▶ [Goal]
Repeat the material below exactly, with no pictures.

▶ [Data items]
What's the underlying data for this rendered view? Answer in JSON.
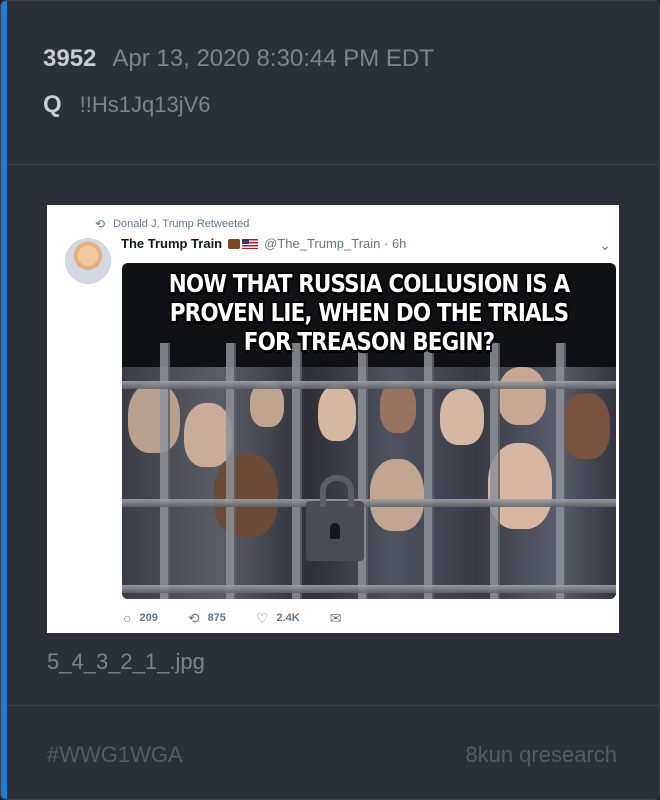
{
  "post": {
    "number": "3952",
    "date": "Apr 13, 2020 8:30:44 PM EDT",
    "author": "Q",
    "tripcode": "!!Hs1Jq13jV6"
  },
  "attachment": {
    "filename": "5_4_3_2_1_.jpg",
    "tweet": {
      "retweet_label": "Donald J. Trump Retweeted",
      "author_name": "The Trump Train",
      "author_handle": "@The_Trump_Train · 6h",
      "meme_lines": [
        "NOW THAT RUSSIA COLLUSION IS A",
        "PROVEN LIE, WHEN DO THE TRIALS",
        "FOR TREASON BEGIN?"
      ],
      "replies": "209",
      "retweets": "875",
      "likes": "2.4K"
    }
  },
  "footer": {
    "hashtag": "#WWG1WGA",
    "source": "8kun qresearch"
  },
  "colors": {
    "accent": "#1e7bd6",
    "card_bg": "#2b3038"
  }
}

▶ [Output of the task]
What's the underlying data for this rendered view? Answer in JSON.
{
  "post": {
    "number": "3952",
    "date": "Apr 13, 2020 8:30:44 PM EDT",
    "author": "Q",
    "tripcode": "!!Hs1Jq13jV6"
  },
  "attachment": {
    "filename": "5_4_3_2_1_.jpg",
    "tweet": {
      "retweet_label": "Donald J. Trump Retweeted",
      "author_name": "The Trump Train",
      "author_handle": "@The_Trump_Train · 6h",
      "meme_lines": [
        "NOW THAT RUSSIA COLLUSION IS A",
        "PROVEN LIE, WHEN DO THE TRIALS",
        "FOR TREASON BEGIN?"
      ],
      "replies": "209",
      "retweets": "875",
      "likes": "2.4K"
    }
  },
  "footer": {
    "hashtag": "#WWG1WGA",
    "source": "8kun qresearch"
  },
  "colors": {
    "accent": "#1e7bd6",
    "card_bg": "#2b3038"
  }
}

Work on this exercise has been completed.